**Task instructions:** The entire listing below is to be transcribed without a single slip.

**Provided data:**
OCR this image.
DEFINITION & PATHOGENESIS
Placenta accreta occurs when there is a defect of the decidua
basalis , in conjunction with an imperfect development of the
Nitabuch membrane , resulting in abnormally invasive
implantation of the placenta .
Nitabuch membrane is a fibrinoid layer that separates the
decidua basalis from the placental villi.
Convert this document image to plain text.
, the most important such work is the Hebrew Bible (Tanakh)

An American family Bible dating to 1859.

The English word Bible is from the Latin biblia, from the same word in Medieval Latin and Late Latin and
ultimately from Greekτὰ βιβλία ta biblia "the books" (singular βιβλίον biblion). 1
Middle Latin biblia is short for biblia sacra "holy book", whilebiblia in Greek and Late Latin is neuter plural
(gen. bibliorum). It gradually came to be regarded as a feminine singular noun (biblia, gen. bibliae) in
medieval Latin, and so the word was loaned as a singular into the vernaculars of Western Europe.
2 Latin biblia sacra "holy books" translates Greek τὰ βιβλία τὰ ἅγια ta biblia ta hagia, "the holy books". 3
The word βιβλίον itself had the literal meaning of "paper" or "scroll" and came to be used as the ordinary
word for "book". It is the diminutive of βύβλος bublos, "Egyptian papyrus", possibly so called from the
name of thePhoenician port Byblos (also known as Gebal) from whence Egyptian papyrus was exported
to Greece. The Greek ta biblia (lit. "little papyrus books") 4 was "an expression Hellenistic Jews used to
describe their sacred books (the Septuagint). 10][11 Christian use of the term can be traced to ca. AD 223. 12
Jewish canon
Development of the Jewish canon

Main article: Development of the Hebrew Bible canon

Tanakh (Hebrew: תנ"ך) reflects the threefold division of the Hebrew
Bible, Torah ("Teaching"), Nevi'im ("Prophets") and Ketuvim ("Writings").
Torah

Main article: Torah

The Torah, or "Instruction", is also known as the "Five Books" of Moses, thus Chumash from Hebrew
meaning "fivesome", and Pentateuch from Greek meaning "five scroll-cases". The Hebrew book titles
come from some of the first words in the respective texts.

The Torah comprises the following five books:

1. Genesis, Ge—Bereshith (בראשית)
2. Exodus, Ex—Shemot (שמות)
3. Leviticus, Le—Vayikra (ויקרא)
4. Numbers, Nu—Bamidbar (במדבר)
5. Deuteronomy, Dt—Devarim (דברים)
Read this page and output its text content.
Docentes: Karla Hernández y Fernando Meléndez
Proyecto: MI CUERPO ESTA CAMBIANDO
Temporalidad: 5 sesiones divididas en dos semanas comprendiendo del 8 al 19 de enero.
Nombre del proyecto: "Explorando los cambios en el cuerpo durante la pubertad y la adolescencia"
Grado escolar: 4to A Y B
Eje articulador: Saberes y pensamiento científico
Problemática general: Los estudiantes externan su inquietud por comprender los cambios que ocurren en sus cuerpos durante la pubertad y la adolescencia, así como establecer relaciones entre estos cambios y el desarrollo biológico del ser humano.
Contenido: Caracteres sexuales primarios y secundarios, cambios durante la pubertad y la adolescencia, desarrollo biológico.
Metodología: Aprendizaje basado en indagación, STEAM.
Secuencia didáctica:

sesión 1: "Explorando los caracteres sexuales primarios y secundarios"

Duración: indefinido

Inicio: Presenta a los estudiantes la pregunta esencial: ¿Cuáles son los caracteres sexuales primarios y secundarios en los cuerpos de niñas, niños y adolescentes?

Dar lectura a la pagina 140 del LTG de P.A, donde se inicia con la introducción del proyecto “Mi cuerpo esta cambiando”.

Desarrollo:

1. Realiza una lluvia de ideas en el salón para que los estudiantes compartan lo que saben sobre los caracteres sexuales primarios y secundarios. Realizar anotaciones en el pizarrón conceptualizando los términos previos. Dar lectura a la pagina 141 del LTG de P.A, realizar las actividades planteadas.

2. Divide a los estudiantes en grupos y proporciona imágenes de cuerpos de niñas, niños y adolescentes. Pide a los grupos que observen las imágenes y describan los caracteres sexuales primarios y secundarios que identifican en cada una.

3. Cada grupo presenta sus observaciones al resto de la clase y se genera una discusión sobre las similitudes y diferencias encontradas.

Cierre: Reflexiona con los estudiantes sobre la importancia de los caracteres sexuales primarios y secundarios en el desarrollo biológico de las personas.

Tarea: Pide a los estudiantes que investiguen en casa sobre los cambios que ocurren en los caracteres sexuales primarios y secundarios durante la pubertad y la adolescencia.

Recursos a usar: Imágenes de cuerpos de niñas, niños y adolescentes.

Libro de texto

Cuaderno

**Result below:**
OCR this image.
DEFINITION & PATHOGENESIS
Placenta accreta occurs when there is a defect of the decidua
basalis , in conjunction with an imperfect development of the
Nitabuch membrane , resulting in abnormally invasive
implantation of the placenta .
Nitabuch membrane is a fibrinoid layer that separates the
decidua basalis from the placental villi.
Convert this document image to plain text.
, the most important such work is the Hebrew Bible (Tanakh)

An American family Bible dating to 1859.

The English word Bible is from the Latin biblia, from the same word in Medieval Latin and Late Latin and
ultimately from Greekτὰ βιβλία ta biblia "the books" (singular βιβλίον biblion). 1
Middle Latin biblia is short for biblia sacra "holy book", whilebiblia in Greek and Late Latin is neuter plural
(gen. bibliorum). It gradually came to be regarded as a feminine singular noun (biblia, gen. bibliae) in
medieval Latin, and so the word was loaned as a singular into the vernaculars of Western Europe.
2 Latin biblia sacra "holy books" translates Greek τὰ βιβλία τὰ ἅγια ta biblia ta hagia, "the holy books". 3
The word βιβλίον itself had the literal meaning of "paper" or "scroll" and came to be used as the ordinary
word for "book". It is the diminutive of βύβλος bublos, "Egyptian papyrus", possibly so called from the
name of thePhoenician port Byblos (also known as Gebal) from whence Egyptian papyrus was exported
to Greece. The Greek ta biblia (lit. "little papyrus books") 4 was "an expression Hellenistic Jews used to
describe their sacred books (the Septuagint). 10][11 Christian use of the term can be traced to ca. AD 223. 12
Jewish canon
Development of the Jewish canon

Main article: Development of the Hebrew Bible canon

Tanakh (Hebrew: תנ"ך) reflects the threefold division of the Hebrew
Bible, Torah ("Teaching"), Nevi'im ("Prophets") and Ketuvim ("Writings").
Torah

Main article: Torah

The Torah, or "Instruction", is also known as the "Five Books" of Moses, thus Chumash from Hebrew
meaning "fivesome", and Pentateuch from Greek meaning "five scroll-cases". The Hebrew book titles
come from some of the first words in the respective texts.

The Torah comprises the following five books:

1. Genesis, Ge—Bereshith (בראשית)
2. Exodus, Ex—Shemot (שמות)
3. Leviticus, Le—Vayikra (ויקרא)
4. Numbers, Nu—Bamidbar (במדבר)
5. Deuteronomy, Dt—Devarim (דברים)
Read this page and output its text content.
Docentes: Karla Hernández y Fernando Meléndez
Proyecto: MI CUERPO ESTA CAMBIANDO
Temporalidad: 5 sesiones divididas en dos semanas comprendiendo del 8 al 19 de enero.
Nombre del proyecto: "Explorando los cambios en el cuerpo durante la pubertad y la adolescencia"
Grado escolar: 4to A Y B
Eje articulador: Saberes y pensamiento científico
Problemática general: Los estudiantes externan su inquietud por comprender los cambios que ocurren en sus cuerpos durante la pubertad y la adolescencia, así como establecer relaciones entre estos cambios y el desarrollo biológico del ser humano.
Contenido: Caracteres sexuales primarios y secundarios, cambios durante la pubertad y la adolescencia, desarrollo biológico.
Metodología: Aprendizaje basado en indagación, STEAM.
Secuencia didáctica:

sesión 1: "Explorando los caracteres sexuales primarios y secundarios"

Duración: indefinido

Inicio: Presenta a los estudiantes la pregunta esencial: ¿Cuáles son los caracteres sexuales primarios y secundarios en los cuerpos de niñas, niños y adolescentes?

Dar lectura a la pagina 140 del LTG de P.A, donde se inicia con la introducción del proyecto “Mi cuerpo esta cambiando”.

Desarrollo:

1. Realiza una lluvia de ideas en el salón para que los estudiantes compartan lo que saben sobre los caracteres sexuales primarios y secundarios. Realizar anotaciones en el pizarrón conceptualizando los términos previos. Dar lectura a la pagina 141 del LTG de P.A, realizar las actividades planteadas.

2. Divide a los estudiantes en grupos y proporciona imágenes de cuerpos de niñas, niños y adolescentes. Pide a los grupos que observen las imágenes y describan los caracteres sexuales primarios y secundarios que identifican en cada una.

3. Cada grupo presenta sus observaciones al resto de la clase y se genera una discusión sobre las similitudes y diferencias encontradas.

Cierre: Reflexiona con los estudiantes sobre la importancia de los caracteres sexuales primarios y secundarios en el desarrollo biológico de las personas.

Tarea: Pide a los estudiantes que investiguen en casa sobre los cambios que ocurren en los caracteres sexuales primarios y secundarios durante la pubertad y la adolescencia.

Recursos a usar: Imágenes de cuerpos de niñas, niños y adolescentes.

Libro de texto

Cuaderno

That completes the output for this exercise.